- Written problem -
Leave out any pictures and transcribe all other data below exactly.

Rows from a dataset:
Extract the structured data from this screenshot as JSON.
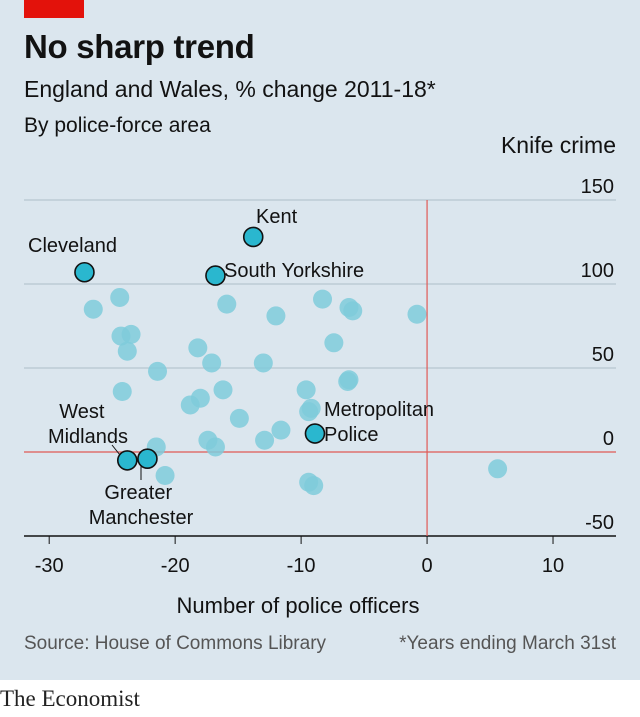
{
  "header": {
    "title": "No sharp trend",
    "subtitle": "England and Wales, % change 2011-18*",
    "subtitle2": "By police-force area"
  },
  "footer": {
    "source": "Source: House of Commons Library",
    "footnote": "*Years ending March 31st",
    "brand": "The Economist"
  },
  "colors": {
    "accent": "#e3120b",
    "panel": "#dbe6ee",
    "point_light": "#7fcbdb",
    "point_highlight": "#2ab7cf",
    "grid": "#aebdc8",
    "zero_line": "#e05a56"
  },
  "chart_data": {
    "type": "scatter",
    "xlabel": "Number of police officers",
    "ylabel": "Knife crime",
    "xlim": [
      -32,
      15
    ],
    "ylim": [
      -50,
      150
    ],
    "xticks": [
      "-30",
      "-20",
      "-10",
      "0",
      "10"
    ],
    "yticks": [
      "150",
      "100",
      "50",
      "0",
      "-50"
    ],
    "xtick_values": [
      -30,
      -20,
      -10,
      0,
      10
    ],
    "ytick_values": [
      150,
      100,
      50,
      0,
      -50
    ],
    "grid": "horizontal",
    "highlighted": [
      {
        "label": "Kent",
        "x": -13.8,
        "y": 128
      },
      {
        "label": "Cleveland",
        "x": -27.2,
        "y": 107
      },
      {
        "label": "South Yorkshire",
        "x": -16.8,
        "y": 105
      },
      {
        "label": "Metropolitan Police",
        "x": -8.9,
        "y": 11
      },
      {
        "label": "West Midlands",
        "x": -23.8,
        "y": -5
      },
      {
        "label": "Greater Manchester",
        "x": -22.2,
        "y": -4
      }
    ],
    "points": [
      {
        "x": -26.5,
        "y": 85
      },
      {
        "x": -24.4,
        "y": 92
      },
      {
        "x": -24.3,
        "y": 69
      },
      {
        "x": -23.5,
        "y": 70
      },
      {
        "x": -23.8,
        "y": 60
      },
      {
        "x": -24.2,
        "y": 36
      },
      {
        "x": -21.4,
        "y": 48
      },
      {
        "x": -18.2,
        "y": 62
      },
      {
        "x": -17.1,
        "y": 53
      },
      {
        "x": -15.9,
        "y": 88
      },
      {
        "x": -12.0,
        "y": 81
      },
      {
        "x": -13.0,
        "y": 53
      },
      {
        "x": -16.2,
        "y": 37
      },
      {
        "x": -18.0,
        "y": 32
      },
      {
        "x": -18.8,
        "y": 28
      },
      {
        "x": -14.9,
        "y": 20
      },
      {
        "x": -17.4,
        "y": 7
      },
      {
        "x": -16.8,
        "y": 3
      },
      {
        "x": -12.9,
        "y": 7
      },
      {
        "x": -11.6,
        "y": 13
      },
      {
        "x": -9.6,
        "y": 37
      },
      {
        "x": -9.4,
        "y": 24
      },
      {
        "x": -9.2,
        "y": 26
      },
      {
        "x": -8.3,
        "y": 91
      },
      {
        "x": -7.4,
        "y": 65
      },
      {
        "x": -6.2,
        "y": 86
      },
      {
        "x": -5.9,
        "y": 84
      },
      {
        "x": -6.3,
        "y": 42
      },
      {
        "x": -6.2,
        "y": 43
      },
      {
        "x": -0.8,
        "y": 82
      },
      {
        "x": -21.5,
        "y": 3
      },
      {
        "x": -20.8,
        "y": -14
      },
      {
        "x": -9.4,
        "y": -18
      },
      {
        "x": -9.0,
        "y": -20
      },
      {
        "x": 5.6,
        "y": -10
      }
    ]
  }
}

- Result of this task -
Extract the structured data from this screenshot as JSON.
{
  "header": {
    "title": "No sharp trend",
    "subtitle": "England and Wales, % change 2011-18*",
    "subtitle2": "By police-force area"
  },
  "footer": {
    "source": "Source: House of Commons Library",
    "footnote": "*Years ending March 31st",
    "brand": "The Economist"
  },
  "colors": {
    "accent": "#e3120b",
    "panel": "#dbe6ee",
    "point_light": "#7fcbdb",
    "point_highlight": "#2ab7cf",
    "grid": "#aebdc8",
    "zero_line": "#e05a56"
  },
  "chart_data": {
    "type": "scatter",
    "xlabel": "Number of police officers",
    "ylabel": "Knife crime",
    "xlim": [
      -32,
      15
    ],
    "ylim": [
      -50,
      150
    ],
    "xticks": [
      "-30",
      "-20",
      "-10",
      "0",
      "10"
    ],
    "yticks": [
      "150",
      "100",
      "50",
      "0",
      "-50"
    ],
    "xtick_values": [
      -30,
      -20,
      -10,
      0,
      10
    ],
    "ytick_values": [
      150,
      100,
      50,
      0,
      -50
    ],
    "grid": "horizontal",
    "highlighted": [
      {
        "label": "Kent",
        "x": -13.8,
        "y": 128
      },
      {
        "label": "Cleveland",
        "x": -27.2,
        "y": 107
      },
      {
        "label": "South Yorkshire",
        "x": -16.8,
        "y": 105
      },
      {
        "label": "Metropolitan Police",
        "x": -8.9,
        "y": 11
      },
      {
        "label": "West Midlands",
        "x": -23.8,
        "y": -5
      },
      {
        "label": "Greater Manchester",
        "x": -22.2,
        "y": -4
      }
    ],
    "points": [
      {
        "x": -26.5,
        "y": 85
      },
      {
        "x": -24.4,
        "y": 92
      },
      {
        "x": -24.3,
        "y": 69
      },
      {
        "x": -23.5,
        "y": 70
      },
      {
        "x": -23.8,
        "y": 60
      },
      {
        "x": -24.2,
        "y": 36
      },
      {
        "x": -21.4,
        "y": 48
      },
      {
        "x": -18.2,
        "y": 62
      },
      {
        "x": -17.1,
        "y": 53
      },
      {
        "x": -15.9,
        "y": 88
      },
      {
        "x": -12.0,
        "y": 81
      },
      {
        "x": -13.0,
        "y": 53
      },
      {
        "x": -16.2,
        "y": 37
      },
      {
        "x": -18.0,
        "y": 32
      },
      {
        "x": -18.8,
        "y": 28
      },
      {
        "x": -14.9,
        "y": 20
      },
      {
        "x": -17.4,
        "y": 7
      },
      {
        "x": -16.8,
        "y": 3
      },
      {
        "x": -12.9,
        "y": 7
      },
      {
        "x": -11.6,
        "y": 13
      },
      {
        "x": -9.6,
        "y": 37
      },
      {
        "x": -9.4,
        "y": 24
      },
      {
        "x": -9.2,
        "y": 26
      },
      {
        "x": -8.3,
        "y": 91
      },
      {
        "x": -7.4,
        "y": 65
      },
      {
        "x": -6.2,
        "y": 86
      },
      {
        "x": -5.9,
        "y": 84
      },
      {
        "x": -6.3,
        "y": 42
      },
      {
        "x": -6.2,
        "y": 43
      },
      {
        "x": -0.8,
        "y": 82
      },
      {
        "x": -21.5,
        "y": 3
      },
      {
        "x": -20.8,
        "y": -14
      },
      {
        "x": -9.4,
        "y": -18
      },
      {
        "x": -9.0,
        "y": -20
      },
      {
        "x": 5.6,
        "y": -10
      }
    ]
  }
}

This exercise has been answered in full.